AVAILABLE RECORDS
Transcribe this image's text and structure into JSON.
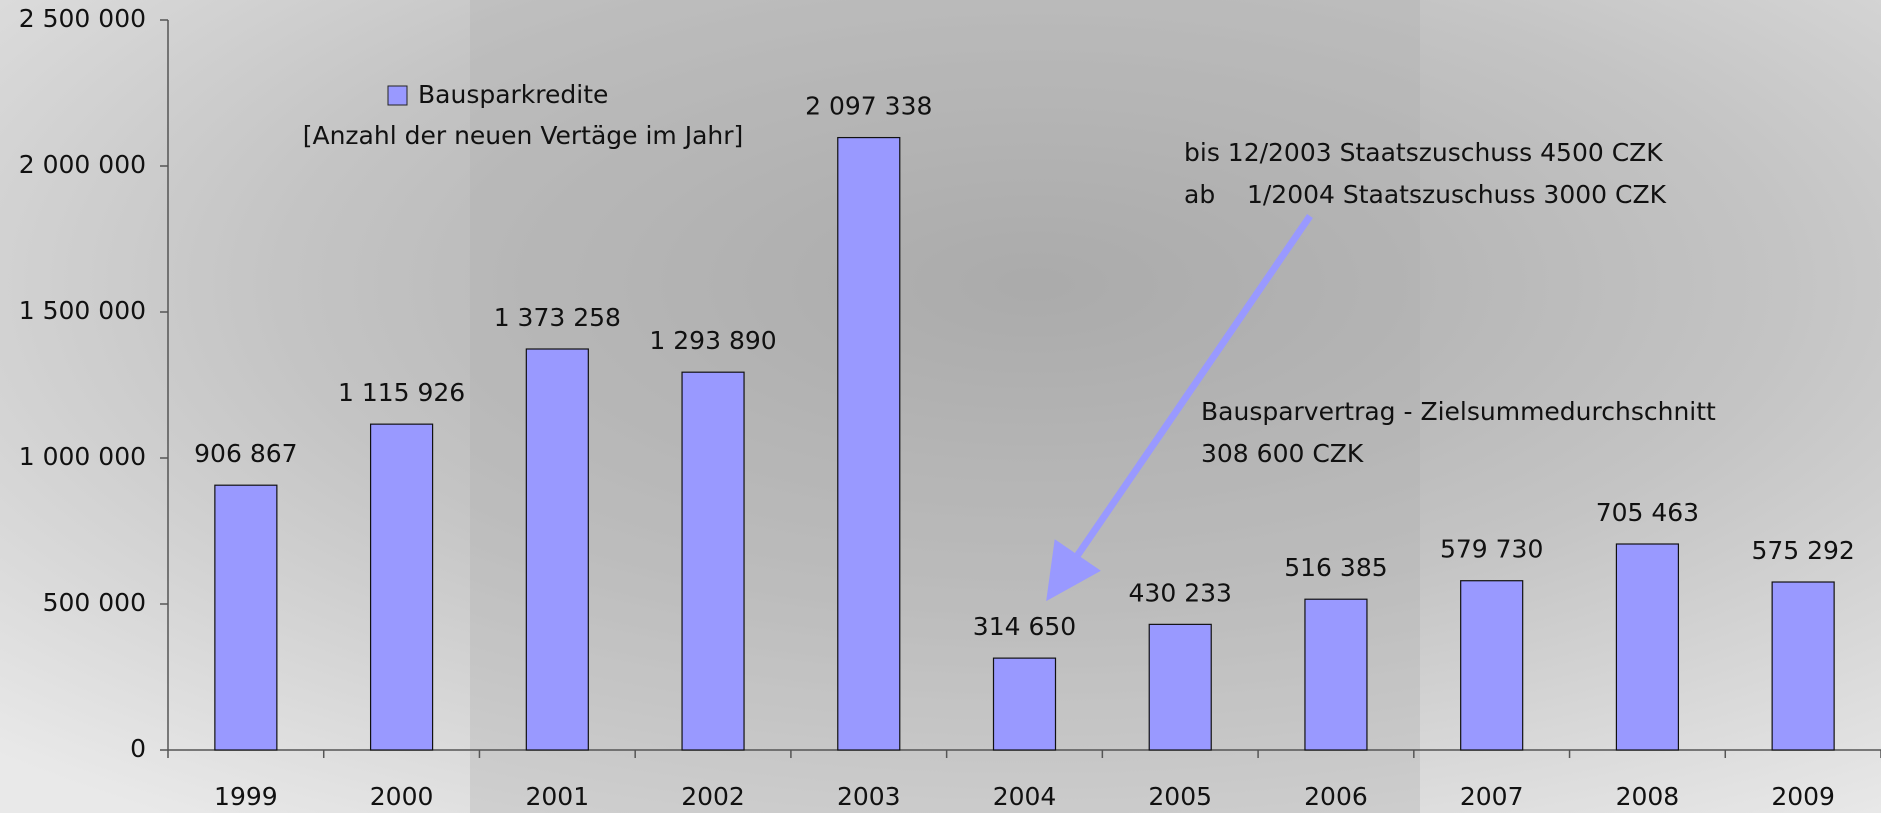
{
  "chart_data": {
    "type": "bar",
    "categories": [
      "1999",
      "2000",
      "2001",
      "2002",
      "2003",
      "2004",
      "2005",
      "2006",
      "2007",
      "2008",
      "2009"
    ],
    "series": [
      {
        "name": "Bausparkredite",
        "color": "#9999ff",
        "values": [
          906867,
          1115926,
          1373258,
          1293890,
          2097338,
          314650,
          430233,
          516385,
          579730,
          705463,
          575292
        ],
        "value_labels": [
          "906 867",
          "1 115 926",
          "1 373 258",
          "1 293 890",
          "2 097 338",
          "314 650",
          "430 233",
          "516 385",
          "579 730",
          "705 463",
          "575 292"
        ]
      }
    ],
    "legend_subtitle": "[Anzahl der neuen Vertäge im Jahr]",
    "annotations": [
      "bis 12/2003 Staatszuschuss 4500 CZK",
      "ab    1/2004 Staatszuschuss 3000 CZK",
      "Bausparvertrag - Zielsummedurchschnitt",
      "308 600 CZK"
    ],
    "ylim": [
      0,
      2500000
    ],
    "yticks": [
      0,
      {
        "value": 500000,
        "label": "500 000"
      },
      {
        "value": 1000000,
        "label": "1 000 000"
      },
      {
        "value": 1500000,
        "label": "1 500 000"
      },
      {
        "value": 2000000,
        "label": "2 000 000"
      },
      {
        "value": 2500000,
        "label": "2 500 000"
      }
    ],
    "grid": false
  }
}
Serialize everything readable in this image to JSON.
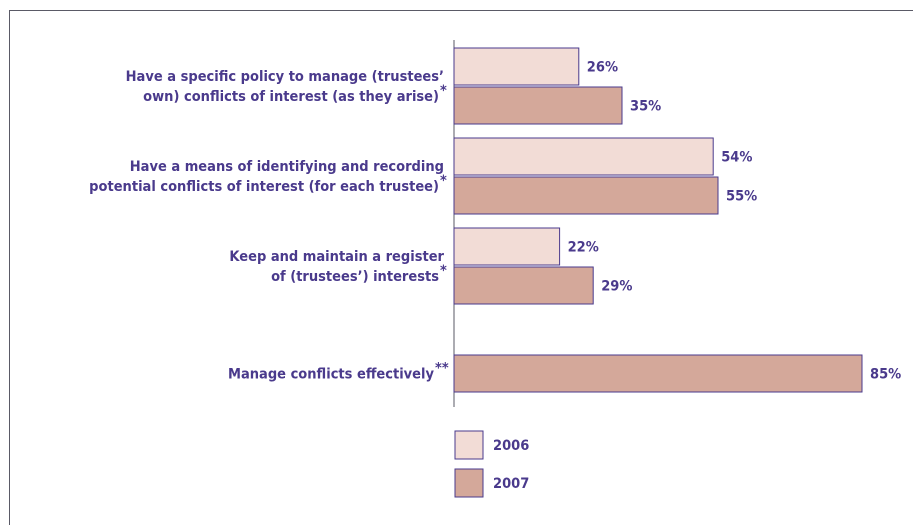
{
  "chart_data": {
    "type": "bar",
    "orientation": "horizontal",
    "categories": [
      {
        "lines": [
          "Have a specific policy to manage (trustees’",
          "own) conflicts of interest (as they arise)"
        ],
        "marker": "*"
      },
      {
        "lines": [
          "Have a means of identifying and recording",
          "potential conflicts of interest (for each trustee)"
        ],
        "marker": "*"
      },
      {
        "lines": [
          "Keep and maintain a register",
          "of (trustees’) interests"
        ],
        "marker": "*"
      },
      {
        "lines": [
          "Manage conflicts effectively"
        ],
        "marker": "**"
      }
    ],
    "series": [
      {
        "name": "2006",
        "color": "#f2dcd6",
        "values": [
          26,
          54,
          22,
          null
        ],
        "labels": [
          "26%",
          "54%",
          "22%",
          null
        ]
      },
      {
        "name": "2007",
        "color": "#d4a89a",
        "values": [
          35,
          55,
          29,
          85
        ],
        "labels": [
          "35%",
          "55%",
          "29%",
          "85%"
        ]
      }
    ],
    "xlim": [
      0,
      100
    ],
    "unit": "%",
    "legend_position": "bottom-left",
    "bar_stroke_color": "#4a3a8c",
    "text_color": "#4a3a8c"
  }
}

TASK
Copy out all of the data word for word. Do not carry over any picture.

FULL OUTPUT
Transcribe this image's text and structure into JSON.
{
  "chart_data": {
    "type": "bar",
    "categories": [
      "1999",
      "2000",
      "2001",
      "2002",
      "2003",
      "2004",
      "2005",
      "2006",
      "2007",
      "2008",
      "2009"
    ],
    "series": [
      {
        "name": "Bausparkredite",
        "color": "#9999ff",
        "values": [
          906867,
          1115926,
          1373258,
          1293890,
          2097338,
          314650,
          430233,
          516385,
          579730,
          705463,
          575292
        ],
        "value_labels": [
          "906 867",
          "1 115 926",
          "1 373 258",
          "1 293 890",
          "2 097 338",
          "314 650",
          "430 233",
          "516 385",
          "579 730",
          "705 463",
          "575 292"
        ]
      }
    ],
    "legend_subtitle": "[Anzahl der neuen Vertäge im Jahr]",
    "annotations": [
      "bis 12/2003 Staatszuschuss 4500 CZK",
      "ab    1/2004 Staatszuschuss 3000 CZK",
      "Bausparvertrag - Zielsummedurchschnitt",
      "308 600 CZK"
    ],
    "ylim": [
      0,
      2500000
    ],
    "yticks": [
      0,
      {
        "value": 500000,
        "label": "500 000"
      },
      {
        "value": 1000000,
        "label": "1 000 000"
      },
      {
        "value": 1500000,
        "label": "1 500 000"
      },
      {
        "value": 2000000,
        "label": "2 000 000"
      },
      {
        "value": 2500000,
        "label": "2 500 000"
      }
    ],
    "grid": false
  }
}
Serialize everything readable in this image to JSON.
{
  "chart_data": {
    "type": "bar",
    "orientation": "horizontal",
    "categories": [
      {
        "lines": [
          "Have a specific policy to manage (trustees’",
          "own) conflicts of interest (as they arise)"
        ],
        "marker": "*"
      },
      {
        "lines": [
          "Have a means of identifying and recording",
          "potential conflicts of interest (for each trustee)"
        ],
        "marker": "*"
      },
      {
        "lines": [
          "Keep and maintain a register",
          "of (trustees’) interests"
        ],
        "marker": "*"
      },
      {
        "lines": [
          "Manage conflicts effectively"
        ],
        "marker": "**"
      }
    ],
    "series": [
      {
        "name": "2006",
        "color": "#f2dcd6",
        "values": [
          26,
          54,
          22,
          null
        ],
        "labels": [
          "26%",
          "54%",
          "22%",
          null
        ]
      },
      {
        "name": "2007",
        "color": "#d4a89a",
        "values": [
          35,
          55,
          29,
          85
        ],
        "labels": [
          "35%",
          "55%",
          "29%",
          "85%"
        ]
      }
    ],
    "xlim": [
      0,
      100
    ],
    "unit": "%",
    "legend_position": "bottom-left",
    "bar_stroke_color": "#4a3a8c",
    "text_color": "#4a3a8c"
  }
}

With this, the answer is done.